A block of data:
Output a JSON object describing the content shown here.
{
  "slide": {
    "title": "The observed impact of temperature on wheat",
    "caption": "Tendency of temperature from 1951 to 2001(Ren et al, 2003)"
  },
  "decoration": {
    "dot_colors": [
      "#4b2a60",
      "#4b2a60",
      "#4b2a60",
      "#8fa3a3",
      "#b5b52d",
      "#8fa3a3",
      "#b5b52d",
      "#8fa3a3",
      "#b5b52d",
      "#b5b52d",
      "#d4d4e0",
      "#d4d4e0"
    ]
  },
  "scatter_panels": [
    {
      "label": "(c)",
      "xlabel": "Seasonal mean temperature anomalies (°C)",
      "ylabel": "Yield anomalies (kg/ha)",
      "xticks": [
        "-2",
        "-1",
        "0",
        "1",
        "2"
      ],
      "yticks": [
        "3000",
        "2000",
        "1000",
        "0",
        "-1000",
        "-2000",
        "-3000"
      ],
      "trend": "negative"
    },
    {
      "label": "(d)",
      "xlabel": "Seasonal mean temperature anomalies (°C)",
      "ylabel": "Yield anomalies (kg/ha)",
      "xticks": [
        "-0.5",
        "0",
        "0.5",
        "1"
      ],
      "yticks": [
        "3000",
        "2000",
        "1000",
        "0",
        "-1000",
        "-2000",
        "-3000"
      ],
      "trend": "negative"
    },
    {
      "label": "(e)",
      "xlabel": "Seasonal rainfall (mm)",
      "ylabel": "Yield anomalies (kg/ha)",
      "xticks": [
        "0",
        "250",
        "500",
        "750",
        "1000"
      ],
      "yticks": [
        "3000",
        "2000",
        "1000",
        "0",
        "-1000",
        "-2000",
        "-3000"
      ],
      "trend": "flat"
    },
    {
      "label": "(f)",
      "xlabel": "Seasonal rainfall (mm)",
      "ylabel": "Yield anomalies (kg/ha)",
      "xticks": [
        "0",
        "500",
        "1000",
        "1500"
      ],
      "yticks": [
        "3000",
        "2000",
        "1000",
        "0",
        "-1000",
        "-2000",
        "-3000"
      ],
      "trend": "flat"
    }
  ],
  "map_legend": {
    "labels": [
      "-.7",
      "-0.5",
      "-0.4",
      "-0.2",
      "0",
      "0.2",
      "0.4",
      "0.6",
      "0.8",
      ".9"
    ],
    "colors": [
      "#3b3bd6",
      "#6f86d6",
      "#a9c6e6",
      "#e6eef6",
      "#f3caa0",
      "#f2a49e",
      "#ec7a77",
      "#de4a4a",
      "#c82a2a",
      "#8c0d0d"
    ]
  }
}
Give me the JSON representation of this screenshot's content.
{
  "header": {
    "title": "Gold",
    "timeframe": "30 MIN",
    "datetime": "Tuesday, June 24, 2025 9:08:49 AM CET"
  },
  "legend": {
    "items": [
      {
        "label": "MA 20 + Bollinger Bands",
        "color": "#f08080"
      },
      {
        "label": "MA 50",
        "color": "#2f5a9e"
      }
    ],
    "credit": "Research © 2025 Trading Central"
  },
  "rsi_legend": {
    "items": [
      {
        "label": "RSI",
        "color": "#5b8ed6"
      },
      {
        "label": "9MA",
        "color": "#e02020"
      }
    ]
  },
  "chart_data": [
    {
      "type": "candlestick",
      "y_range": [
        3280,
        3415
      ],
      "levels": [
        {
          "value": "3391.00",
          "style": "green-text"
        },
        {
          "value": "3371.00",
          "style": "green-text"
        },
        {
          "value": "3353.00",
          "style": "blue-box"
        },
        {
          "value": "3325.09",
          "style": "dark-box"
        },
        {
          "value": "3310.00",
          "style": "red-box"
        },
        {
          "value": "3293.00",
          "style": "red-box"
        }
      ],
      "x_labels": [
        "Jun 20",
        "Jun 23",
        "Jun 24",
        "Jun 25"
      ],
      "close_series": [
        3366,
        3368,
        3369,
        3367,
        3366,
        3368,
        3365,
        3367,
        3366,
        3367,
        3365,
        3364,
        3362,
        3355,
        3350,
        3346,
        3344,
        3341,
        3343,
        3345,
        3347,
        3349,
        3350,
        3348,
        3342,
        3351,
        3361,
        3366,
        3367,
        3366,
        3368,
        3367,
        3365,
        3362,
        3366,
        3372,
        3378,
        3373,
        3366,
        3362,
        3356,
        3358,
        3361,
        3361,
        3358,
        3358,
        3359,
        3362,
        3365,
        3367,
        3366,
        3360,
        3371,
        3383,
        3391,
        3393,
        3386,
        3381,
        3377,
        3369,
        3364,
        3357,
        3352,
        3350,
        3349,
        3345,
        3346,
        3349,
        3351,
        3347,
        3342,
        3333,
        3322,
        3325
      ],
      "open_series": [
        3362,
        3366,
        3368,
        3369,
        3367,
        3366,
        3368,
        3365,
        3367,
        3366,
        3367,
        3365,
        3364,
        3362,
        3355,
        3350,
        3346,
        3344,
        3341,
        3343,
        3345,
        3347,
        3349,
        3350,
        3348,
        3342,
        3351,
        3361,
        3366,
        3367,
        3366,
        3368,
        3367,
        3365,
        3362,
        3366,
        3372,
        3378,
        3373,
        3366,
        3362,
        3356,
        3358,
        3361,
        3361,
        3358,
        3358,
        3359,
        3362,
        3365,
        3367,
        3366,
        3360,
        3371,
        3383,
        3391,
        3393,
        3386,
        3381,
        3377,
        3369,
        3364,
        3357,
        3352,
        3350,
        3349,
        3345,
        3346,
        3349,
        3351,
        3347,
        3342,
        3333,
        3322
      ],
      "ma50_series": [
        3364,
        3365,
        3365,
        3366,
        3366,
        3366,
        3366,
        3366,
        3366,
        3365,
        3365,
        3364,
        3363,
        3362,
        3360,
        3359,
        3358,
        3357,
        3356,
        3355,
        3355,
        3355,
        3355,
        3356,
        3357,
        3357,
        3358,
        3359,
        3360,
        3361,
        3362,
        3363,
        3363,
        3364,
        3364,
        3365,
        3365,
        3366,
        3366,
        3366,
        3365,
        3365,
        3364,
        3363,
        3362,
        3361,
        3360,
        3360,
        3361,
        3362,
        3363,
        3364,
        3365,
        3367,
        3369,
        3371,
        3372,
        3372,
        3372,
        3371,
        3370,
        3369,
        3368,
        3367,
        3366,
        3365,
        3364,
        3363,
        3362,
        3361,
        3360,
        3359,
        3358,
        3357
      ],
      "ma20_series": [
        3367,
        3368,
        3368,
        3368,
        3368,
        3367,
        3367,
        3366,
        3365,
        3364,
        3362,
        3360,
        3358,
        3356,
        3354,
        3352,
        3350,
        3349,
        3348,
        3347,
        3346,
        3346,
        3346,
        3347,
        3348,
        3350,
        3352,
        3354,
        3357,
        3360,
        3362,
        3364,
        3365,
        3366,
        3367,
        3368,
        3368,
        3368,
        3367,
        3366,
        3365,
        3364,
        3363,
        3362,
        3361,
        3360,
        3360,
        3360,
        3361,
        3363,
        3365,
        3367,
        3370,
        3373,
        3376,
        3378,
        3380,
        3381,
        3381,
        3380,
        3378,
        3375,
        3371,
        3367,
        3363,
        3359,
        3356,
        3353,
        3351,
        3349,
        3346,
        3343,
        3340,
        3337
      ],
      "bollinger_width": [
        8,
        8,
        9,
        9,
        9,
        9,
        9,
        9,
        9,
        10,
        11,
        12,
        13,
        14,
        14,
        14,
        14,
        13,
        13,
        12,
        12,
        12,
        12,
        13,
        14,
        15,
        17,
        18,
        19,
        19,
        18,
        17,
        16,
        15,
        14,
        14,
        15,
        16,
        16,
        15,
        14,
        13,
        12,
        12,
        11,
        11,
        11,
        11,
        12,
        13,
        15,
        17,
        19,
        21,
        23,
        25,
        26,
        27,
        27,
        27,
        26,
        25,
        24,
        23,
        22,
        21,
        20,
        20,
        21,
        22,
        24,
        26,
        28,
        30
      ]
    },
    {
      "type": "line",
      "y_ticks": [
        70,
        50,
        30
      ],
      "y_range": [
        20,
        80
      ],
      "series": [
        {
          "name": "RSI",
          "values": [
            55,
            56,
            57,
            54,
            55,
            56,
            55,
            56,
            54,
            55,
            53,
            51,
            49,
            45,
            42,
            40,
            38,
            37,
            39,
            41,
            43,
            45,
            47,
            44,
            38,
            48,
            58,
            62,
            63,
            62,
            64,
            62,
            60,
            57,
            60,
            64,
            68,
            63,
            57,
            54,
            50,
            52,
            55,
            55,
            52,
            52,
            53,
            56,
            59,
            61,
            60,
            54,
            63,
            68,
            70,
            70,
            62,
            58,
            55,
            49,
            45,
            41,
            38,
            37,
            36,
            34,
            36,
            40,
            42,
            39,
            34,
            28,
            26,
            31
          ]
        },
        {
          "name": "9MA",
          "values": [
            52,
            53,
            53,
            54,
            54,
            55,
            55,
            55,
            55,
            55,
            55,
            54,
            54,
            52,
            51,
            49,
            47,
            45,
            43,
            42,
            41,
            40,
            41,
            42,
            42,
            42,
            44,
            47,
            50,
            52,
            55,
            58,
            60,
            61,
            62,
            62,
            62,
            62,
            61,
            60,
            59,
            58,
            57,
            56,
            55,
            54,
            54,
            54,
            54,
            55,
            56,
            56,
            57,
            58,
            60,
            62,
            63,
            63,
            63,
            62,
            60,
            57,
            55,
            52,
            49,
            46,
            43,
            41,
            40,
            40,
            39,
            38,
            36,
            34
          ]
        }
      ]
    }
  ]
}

> WRITTEN PROBLEM
Look through the entries above for the word "temperature". Copy every line where it shows up.

> CORRECT OUTPUT
    "title": "The observed impact of temperature on wheat",
    "caption": "Tendency of temperature from 1951 to 2001(Ren et al, 2003)"
      "xlabel": "Seasonal mean temperature anomalies (°C)",
      "xlabel": "Seasonal mean temperature anomalies (°C)",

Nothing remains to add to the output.